_OBJECTIVE:_ Copy the following records word for word, leaving out nothing.

_MATERIAL FOR THE TASK:_
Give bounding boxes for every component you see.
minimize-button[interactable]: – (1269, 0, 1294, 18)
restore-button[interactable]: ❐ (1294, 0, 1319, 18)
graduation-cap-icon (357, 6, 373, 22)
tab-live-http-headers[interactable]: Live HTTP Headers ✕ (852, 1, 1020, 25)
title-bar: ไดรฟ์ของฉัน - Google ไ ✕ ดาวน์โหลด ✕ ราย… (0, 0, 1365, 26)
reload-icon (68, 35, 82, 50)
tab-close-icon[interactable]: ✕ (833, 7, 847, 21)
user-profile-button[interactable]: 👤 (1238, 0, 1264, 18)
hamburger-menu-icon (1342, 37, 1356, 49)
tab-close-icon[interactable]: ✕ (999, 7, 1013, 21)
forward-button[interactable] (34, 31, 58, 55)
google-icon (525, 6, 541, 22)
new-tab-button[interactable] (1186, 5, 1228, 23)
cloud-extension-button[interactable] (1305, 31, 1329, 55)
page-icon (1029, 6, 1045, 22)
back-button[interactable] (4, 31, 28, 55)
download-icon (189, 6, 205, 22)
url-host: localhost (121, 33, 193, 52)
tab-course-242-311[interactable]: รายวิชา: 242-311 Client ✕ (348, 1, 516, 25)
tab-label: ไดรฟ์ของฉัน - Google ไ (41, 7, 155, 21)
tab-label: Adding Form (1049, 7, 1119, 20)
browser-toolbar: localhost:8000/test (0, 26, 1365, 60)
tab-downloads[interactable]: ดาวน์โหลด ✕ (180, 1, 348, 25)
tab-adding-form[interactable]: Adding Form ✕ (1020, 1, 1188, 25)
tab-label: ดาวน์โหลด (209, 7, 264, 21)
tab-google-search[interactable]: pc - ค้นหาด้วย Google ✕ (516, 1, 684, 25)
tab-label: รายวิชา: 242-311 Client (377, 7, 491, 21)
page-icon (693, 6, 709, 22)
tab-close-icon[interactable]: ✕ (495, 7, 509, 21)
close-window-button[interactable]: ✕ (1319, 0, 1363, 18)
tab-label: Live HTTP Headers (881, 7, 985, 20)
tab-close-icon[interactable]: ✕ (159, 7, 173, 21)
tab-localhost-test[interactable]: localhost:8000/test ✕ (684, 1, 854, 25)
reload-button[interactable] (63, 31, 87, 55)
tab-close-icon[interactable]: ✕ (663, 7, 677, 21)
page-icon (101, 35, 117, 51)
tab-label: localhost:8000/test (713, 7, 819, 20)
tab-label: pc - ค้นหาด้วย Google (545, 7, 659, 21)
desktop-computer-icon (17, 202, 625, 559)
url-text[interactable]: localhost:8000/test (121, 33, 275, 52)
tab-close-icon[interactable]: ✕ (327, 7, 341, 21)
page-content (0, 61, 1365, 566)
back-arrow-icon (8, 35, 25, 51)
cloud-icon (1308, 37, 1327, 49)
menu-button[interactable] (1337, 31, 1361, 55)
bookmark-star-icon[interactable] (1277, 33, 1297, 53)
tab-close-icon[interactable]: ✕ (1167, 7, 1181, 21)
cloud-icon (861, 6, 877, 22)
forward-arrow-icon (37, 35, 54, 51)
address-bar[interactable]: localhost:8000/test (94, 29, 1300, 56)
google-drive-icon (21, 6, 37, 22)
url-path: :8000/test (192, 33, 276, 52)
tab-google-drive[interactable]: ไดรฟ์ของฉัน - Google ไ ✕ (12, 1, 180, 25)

_SOLVED PROBLEM:_
Give bounding boxes for every component you see.
minimize-button[interactable]: – (1269, 0, 1294, 18)
restore-button[interactable]: ❐ (1294, 0, 1319, 18)
graduation-cap-icon (357, 6, 373, 22)
tab-live-http-headers[interactable]: Live HTTP Headers ✕ (852, 1, 1020, 25)
title-bar: ไดรฟ์ของฉัน - Google ไ ✕ ดาวน์โหลด ✕ ราย… (0, 0, 1365, 26)
reload-icon (68, 35, 82, 50)
tab-close-icon[interactable]: ✕ (833, 7, 847, 21)
user-profile-button[interactable]: 👤 (1238, 0, 1264, 18)
hamburger-menu-icon (1342, 37, 1356, 49)
tab-close-icon[interactable]: ✕ (999, 7, 1013, 21)
forward-button[interactable] (34, 31, 58, 55)
google-icon (525, 6, 541, 22)
new-tab-button[interactable] (1186, 5, 1228, 23)
cloud-extension-button[interactable] (1305, 31, 1329, 55)
page-icon (1029, 6, 1045, 22)
back-button[interactable] (4, 31, 28, 55)
download-icon (189, 6, 205, 22)
url-host: localhost (121, 33, 193, 52)
tab-course-242-311[interactable]: รายวิชา: 242-311 Client ✕ (348, 1, 516, 25)
tab-label: ไดรฟ์ของฉัน - Google ไ (41, 7, 155, 21)
tab-label: Adding Form (1049, 7, 1119, 20)
browser-toolbar: localhost:8000/test (0, 26, 1365, 60)
tab-downloads[interactable]: ดาวน์โหลด ✕ (180, 1, 348, 25)
tab-adding-form[interactable]: Adding Form ✕ (1020, 1, 1188, 25)
tab-label: ดาวน์โหลด (209, 7, 264, 21)
tab-google-search[interactable]: pc - ค้นหาด้วย Google ✕ (516, 1, 684, 25)
tab-label: รายวิชา: 242-311 Client (377, 7, 491, 21)
page-icon (693, 6, 709, 22)
tab-close-icon[interactable]: ✕ (495, 7, 509, 21)
close-window-button[interactable]: ✕ (1319, 0, 1363, 18)
tab-label: Live HTTP Headers (881, 7, 985, 20)
tab-close-icon[interactable]: ✕ (159, 7, 173, 21)
tab-localhost-test[interactable]: localhost:8000/test ✕ (684, 1, 854, 25)
reload-button[interactable] (63, 31, 87, 55)
tab-close-icon[interactable]: ✕ (663, 7, 677, 21)
page-icon (101, 35, 117, 51)
tab-label: localhost:8000/test (713, 7, 819, 20)
tab-label: pc - ค้นหาด้วย Google (545, 7, 659, 21)
desktop-computer-icon (17, 202, 625, 559)
url-text[interactable]: localhost:8000/test (121, 33, 275, 52)
tab-close-icon[interactable]: ✕ (327, 7, 341, 21)
page-content (0, 61, 1365, 566)
back-arrow-icon (8, 35, 25, 51)
cloud-icon (1308, 37, 1327, 49)
menu-button[interactable] (1337, 31, 1361, 55)
bookmark-star-icon[interactable] (1277, 33, 1297, 53)
tab-close-icon[interactable]: ✕ (1167, 7, 1181, 21)
cloud-icon (861, 6, 877, 22)
forward-arrow-icon (37, 35, 54, 51)
address-bar[interactable]: localhost:8000/test (94, 29, 1300, 56)
google-drive-icon (21, 6, 37, 22)
url-path: :8000/test (192, 33, 276, 52)
tab-google-drive[interactable]: ไดรฟ์ของฉัน - Google ไ ✕ (12, 1, 180, 25)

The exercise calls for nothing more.